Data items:
·····

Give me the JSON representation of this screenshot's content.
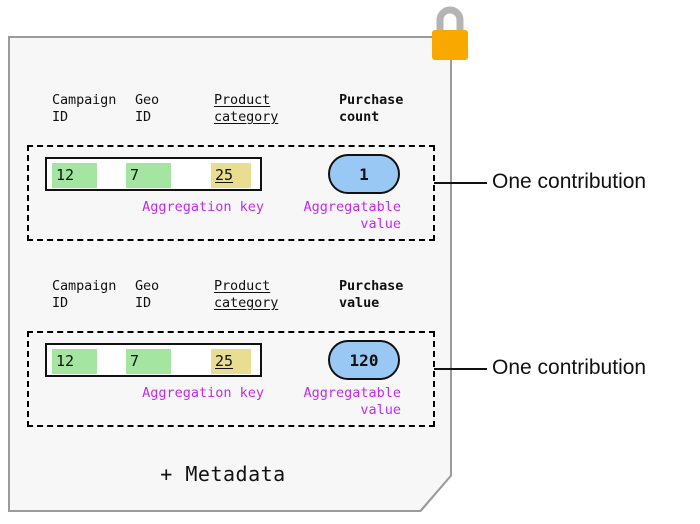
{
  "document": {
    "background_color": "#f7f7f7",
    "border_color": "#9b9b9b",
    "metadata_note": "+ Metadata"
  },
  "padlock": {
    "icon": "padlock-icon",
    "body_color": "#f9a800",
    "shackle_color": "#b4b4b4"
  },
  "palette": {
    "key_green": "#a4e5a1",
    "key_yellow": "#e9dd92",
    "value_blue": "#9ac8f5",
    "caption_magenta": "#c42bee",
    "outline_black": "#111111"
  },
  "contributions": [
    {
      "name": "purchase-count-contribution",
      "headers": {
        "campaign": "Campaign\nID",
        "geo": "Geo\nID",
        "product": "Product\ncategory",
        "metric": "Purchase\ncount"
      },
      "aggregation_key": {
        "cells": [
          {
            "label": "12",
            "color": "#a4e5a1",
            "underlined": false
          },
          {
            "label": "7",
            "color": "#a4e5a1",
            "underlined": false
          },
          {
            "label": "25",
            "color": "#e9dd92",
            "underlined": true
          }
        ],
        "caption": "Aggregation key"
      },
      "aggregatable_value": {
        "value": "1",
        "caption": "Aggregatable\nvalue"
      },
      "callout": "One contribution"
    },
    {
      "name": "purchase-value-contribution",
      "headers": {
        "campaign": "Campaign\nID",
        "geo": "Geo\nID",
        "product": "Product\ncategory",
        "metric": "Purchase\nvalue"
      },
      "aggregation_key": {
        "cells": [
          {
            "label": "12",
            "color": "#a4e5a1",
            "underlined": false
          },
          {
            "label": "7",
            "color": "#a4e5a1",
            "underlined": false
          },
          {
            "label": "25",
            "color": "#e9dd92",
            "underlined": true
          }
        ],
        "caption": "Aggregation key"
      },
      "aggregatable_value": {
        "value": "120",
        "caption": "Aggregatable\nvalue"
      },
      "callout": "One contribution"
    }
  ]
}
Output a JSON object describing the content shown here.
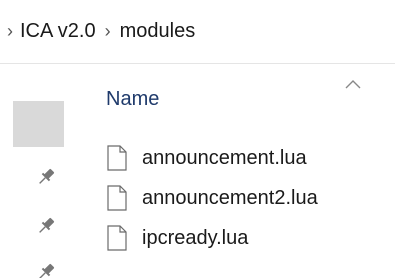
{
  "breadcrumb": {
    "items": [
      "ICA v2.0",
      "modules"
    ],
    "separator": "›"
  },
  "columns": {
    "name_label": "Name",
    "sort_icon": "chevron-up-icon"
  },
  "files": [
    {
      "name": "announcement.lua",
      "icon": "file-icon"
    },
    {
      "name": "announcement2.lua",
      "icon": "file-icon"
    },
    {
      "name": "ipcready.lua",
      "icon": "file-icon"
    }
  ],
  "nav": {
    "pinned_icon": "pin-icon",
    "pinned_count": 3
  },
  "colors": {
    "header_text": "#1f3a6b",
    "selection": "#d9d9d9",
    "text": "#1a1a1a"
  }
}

·····

SET EXERCISE: Quote the records in full and exactly; skip any image.

FINISHED TASK:
Give me the JSON representation of this screenshot's content.
{
  "document": {
    "background_color": "#f7f7f7",
    "border_color": "#9b9b9b",
    "metadata_note": "+ Metadata"
  },
  "padlock": {
    "icon": "padlock-icon",
    "body_color": "#f9a800",
    "shackle_color": "#b4b4b4"
  },
  "palette": {
    "key_green": "#a4e5a1",
    "key_yellow": "#e9dd92",
    "value_blue": "#9ac8f5",
    "caption_magenta": "#c42bee",
    "outline_black": "#111111"
  },
  "contributions": [
    {
      "name": "purchase-count-contribution",
      "headers": {
        "campaign": "Campaign\nID",
        "geo": "Geo\nID",
        "product": "Product\ncategory",
        "metric": "Purchase\ncount"
      },
      "aggregation_key": {
        "cells": [
          {
            "label": "12",
            "color": "#a4e5a1",
            "underlined": false
          },
          {
            "label": "7",
            "color": "#a4e5a1",
            "underlined": false
          },
          {
            "label": "25",
            "color": "#e9dd92",
            "underlined": true
          }
        ],
        "caption": "Aggregation key"
      },
      "aggregatable_value": {
        "value": "1",
        "caption": "Aggregatable\nvalue"
      },
      "callout": "One contribution"
    },
    {
      "name": "purchase-value-contribution",
      "headers": {
        "campaign": "Campaign\nID",
        "geo": "Geo\nID",
        "product": "Product\ncategory",
        "metric": "Purchase\nvalue"
      },
      "aggregation_key": {
        "cells": [
          {
            "label": "12",
            "color": "#a4e5a1",
            "underlined": false
          },
          {
            "label": "7",
            "color": "#a4e5a1",
            "underlined": false
          },
          {
            "label": "25",
            "color": "#e9dd92",
            "underlined": true
          }
        ],
        "caption": "Aggregation key"
      },
      "aggregatable_value": {
        "value": "120",
        "caption": "Aggregatable\nvalue"
      },
      "callout": "One contribution"
    }
  ]
}
Output a JSON object describing the content shown here.
{
  "breadcrumb": {
    "items": [
      "ICA v2.0",
      "modules"
    ],
    "separator": "›"
  },
  "columns": {
    "name_label": "Name",
    "sort_icon": "chevron-up-icon"
  },
  "files": [
    {
      "name": "announcement.lua",
      "icon": "file-icon"
    },
    {
      "name": "announcement2.lua",
      "icon": "file-icon"
    },
    {
      "name": "ipcready.lua",
      "icon": "file-icon"
    }
  ],
  "nav": {
    "pinned_icon": "pin-icon",
    "pinned_count": 3
  },
  "colors": {
    "header_text": "#1f3a6b",
    "selection": "#d9d9d9",
    "text": "#1a1a1a"
  }
}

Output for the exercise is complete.